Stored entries
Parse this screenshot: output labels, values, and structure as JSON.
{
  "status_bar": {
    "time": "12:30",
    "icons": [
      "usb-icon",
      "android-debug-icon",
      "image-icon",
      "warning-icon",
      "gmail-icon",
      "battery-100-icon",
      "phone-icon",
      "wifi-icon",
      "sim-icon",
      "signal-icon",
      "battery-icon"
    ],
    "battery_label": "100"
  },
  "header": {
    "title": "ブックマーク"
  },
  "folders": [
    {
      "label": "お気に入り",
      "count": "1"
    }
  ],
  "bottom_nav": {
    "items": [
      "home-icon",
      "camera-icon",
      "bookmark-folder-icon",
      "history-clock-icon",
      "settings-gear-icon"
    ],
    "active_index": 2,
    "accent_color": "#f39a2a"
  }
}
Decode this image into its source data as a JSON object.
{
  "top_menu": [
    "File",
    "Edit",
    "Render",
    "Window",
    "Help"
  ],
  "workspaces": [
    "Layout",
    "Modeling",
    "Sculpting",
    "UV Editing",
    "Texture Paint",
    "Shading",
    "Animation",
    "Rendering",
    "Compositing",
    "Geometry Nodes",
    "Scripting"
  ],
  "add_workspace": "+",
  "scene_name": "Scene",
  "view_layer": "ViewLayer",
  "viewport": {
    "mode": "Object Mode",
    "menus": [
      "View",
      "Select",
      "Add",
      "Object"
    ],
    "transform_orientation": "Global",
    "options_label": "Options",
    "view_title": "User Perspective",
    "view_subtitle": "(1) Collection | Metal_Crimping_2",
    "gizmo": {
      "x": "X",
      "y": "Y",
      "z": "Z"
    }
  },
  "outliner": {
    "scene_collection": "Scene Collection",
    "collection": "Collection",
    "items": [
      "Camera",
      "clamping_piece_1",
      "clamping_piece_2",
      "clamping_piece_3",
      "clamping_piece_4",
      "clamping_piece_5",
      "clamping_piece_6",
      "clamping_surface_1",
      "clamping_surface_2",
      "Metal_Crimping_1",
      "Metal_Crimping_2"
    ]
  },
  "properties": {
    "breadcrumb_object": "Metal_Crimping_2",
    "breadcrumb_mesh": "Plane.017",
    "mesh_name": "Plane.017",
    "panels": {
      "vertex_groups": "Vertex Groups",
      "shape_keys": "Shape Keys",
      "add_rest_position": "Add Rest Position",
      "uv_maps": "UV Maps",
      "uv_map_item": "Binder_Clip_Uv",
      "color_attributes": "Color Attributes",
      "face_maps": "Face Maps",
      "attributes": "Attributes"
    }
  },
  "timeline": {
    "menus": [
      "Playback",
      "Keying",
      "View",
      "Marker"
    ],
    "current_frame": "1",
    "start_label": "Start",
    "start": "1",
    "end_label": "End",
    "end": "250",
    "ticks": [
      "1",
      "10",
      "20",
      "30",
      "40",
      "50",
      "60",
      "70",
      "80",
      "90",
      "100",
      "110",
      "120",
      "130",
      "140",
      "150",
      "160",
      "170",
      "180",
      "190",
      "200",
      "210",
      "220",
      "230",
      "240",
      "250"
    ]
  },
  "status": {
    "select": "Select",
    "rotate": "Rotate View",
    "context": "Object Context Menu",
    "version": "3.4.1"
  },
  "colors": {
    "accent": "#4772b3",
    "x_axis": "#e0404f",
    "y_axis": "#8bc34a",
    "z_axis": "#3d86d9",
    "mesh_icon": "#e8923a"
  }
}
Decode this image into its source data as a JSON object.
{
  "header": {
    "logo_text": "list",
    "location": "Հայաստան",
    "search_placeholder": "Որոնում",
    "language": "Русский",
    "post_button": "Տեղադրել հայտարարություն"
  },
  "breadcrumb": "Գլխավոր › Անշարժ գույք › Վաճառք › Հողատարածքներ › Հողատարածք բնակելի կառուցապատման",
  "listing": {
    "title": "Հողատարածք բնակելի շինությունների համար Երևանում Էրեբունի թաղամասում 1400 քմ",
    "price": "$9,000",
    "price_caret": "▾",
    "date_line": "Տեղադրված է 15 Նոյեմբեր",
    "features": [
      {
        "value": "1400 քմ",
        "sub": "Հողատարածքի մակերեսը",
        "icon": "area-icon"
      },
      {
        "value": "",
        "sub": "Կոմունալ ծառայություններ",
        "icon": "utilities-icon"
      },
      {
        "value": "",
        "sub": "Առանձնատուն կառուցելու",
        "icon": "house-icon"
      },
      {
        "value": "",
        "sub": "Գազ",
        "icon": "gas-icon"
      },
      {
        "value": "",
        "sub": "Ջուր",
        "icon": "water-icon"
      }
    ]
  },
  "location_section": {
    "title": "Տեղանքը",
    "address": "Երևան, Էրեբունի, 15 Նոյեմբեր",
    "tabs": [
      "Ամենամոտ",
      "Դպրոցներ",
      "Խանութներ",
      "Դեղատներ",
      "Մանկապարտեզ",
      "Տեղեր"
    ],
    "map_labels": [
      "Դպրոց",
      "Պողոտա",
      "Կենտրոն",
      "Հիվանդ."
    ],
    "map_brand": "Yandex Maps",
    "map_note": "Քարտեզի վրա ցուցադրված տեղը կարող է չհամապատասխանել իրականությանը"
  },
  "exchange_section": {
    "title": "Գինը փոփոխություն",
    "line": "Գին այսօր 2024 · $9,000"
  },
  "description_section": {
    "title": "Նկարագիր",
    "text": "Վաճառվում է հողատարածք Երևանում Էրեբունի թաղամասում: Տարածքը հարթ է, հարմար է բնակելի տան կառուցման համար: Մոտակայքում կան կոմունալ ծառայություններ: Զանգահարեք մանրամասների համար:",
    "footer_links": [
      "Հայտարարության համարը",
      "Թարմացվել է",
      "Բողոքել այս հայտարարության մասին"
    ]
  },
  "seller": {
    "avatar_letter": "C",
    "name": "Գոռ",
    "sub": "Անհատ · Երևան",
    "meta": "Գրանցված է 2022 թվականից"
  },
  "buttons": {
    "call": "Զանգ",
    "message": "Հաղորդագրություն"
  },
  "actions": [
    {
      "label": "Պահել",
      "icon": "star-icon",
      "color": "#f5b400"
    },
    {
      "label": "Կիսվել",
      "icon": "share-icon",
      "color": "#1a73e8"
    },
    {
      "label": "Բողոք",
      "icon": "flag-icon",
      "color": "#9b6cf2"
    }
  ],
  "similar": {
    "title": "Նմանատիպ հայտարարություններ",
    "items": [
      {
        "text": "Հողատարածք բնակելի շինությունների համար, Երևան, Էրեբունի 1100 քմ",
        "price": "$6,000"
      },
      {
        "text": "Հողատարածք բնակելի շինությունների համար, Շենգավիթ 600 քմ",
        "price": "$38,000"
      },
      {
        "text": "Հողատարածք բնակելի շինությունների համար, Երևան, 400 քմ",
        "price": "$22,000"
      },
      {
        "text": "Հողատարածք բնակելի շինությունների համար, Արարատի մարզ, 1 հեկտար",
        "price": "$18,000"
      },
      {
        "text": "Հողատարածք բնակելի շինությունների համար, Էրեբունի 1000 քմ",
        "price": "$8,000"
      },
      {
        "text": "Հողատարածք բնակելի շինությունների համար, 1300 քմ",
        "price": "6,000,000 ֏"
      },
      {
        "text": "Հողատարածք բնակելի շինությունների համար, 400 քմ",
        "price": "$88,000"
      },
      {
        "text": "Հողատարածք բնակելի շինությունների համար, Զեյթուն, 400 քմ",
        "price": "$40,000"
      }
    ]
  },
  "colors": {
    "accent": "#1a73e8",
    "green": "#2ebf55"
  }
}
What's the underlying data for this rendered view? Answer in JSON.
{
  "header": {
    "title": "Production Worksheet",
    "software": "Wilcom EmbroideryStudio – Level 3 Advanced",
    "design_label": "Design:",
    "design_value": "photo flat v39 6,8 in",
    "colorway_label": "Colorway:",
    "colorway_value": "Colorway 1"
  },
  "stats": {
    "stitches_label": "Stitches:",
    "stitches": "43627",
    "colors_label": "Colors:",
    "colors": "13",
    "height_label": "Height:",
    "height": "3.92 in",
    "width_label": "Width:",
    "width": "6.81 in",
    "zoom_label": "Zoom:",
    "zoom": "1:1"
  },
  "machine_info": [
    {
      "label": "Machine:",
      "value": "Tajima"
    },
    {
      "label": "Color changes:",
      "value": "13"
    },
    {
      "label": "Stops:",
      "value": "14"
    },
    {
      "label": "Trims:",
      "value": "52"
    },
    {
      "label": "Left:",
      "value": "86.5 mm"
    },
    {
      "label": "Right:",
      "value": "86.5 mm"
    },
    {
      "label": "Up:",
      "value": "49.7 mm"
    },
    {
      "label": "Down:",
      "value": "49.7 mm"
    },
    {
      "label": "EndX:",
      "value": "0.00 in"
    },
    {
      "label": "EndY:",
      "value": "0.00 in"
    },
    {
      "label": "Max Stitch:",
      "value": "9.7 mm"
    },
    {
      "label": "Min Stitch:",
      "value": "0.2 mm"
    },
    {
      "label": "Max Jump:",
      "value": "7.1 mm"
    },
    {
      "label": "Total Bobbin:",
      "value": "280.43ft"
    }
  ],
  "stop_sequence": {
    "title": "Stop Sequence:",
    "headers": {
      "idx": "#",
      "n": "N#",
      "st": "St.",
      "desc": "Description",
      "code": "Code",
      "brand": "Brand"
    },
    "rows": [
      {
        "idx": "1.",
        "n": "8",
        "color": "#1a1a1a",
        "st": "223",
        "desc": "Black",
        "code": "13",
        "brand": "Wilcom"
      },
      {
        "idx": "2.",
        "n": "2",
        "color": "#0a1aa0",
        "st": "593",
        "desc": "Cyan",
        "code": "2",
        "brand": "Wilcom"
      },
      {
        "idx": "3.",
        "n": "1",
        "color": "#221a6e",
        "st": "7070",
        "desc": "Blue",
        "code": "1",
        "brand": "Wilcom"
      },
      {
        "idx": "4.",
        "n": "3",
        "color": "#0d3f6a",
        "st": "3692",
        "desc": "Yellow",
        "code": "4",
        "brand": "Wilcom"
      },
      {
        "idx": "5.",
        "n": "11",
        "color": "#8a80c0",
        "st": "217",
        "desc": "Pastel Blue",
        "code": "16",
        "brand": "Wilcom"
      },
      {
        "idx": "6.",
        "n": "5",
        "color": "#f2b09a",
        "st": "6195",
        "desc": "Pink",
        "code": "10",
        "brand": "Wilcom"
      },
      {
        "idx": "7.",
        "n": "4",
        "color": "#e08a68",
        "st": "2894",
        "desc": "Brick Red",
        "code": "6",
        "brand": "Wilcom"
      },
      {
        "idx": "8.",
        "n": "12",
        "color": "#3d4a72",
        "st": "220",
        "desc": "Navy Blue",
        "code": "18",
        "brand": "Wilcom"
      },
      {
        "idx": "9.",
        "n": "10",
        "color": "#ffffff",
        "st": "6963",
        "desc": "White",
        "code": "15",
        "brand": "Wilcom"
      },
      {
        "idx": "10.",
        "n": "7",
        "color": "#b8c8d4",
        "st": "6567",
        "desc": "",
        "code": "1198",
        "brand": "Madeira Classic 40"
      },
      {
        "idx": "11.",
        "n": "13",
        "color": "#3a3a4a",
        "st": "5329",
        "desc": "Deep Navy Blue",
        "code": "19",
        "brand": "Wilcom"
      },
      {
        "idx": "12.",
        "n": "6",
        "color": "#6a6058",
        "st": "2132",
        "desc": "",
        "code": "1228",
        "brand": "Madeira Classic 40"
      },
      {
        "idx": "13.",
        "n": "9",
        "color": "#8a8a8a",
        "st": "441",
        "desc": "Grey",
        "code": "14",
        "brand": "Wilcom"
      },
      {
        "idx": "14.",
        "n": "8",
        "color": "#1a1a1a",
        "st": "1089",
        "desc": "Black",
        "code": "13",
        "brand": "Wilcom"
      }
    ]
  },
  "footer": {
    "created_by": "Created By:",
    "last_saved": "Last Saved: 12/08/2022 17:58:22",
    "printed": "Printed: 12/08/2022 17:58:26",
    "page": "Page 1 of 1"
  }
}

**Task prompt**. Pick out, from the lines above, every one that contains the string "թաղամասում".

**Output for this task**.
    "title": "Հողատարածք բնակելի շինությունների համար Երևանում Էրեբունի թաղամասում 1400 քմ",
    "text": "Վաճառվում է հողատարածք Երևանում Էրեբունի թաղամասում: Տարածքը հարթ է, հարմար է բնակելի տան կառուցման համար: Մոտակայքում կան կոմունալ ծառայություններ: Զանգահարեք մանրամասների համար:",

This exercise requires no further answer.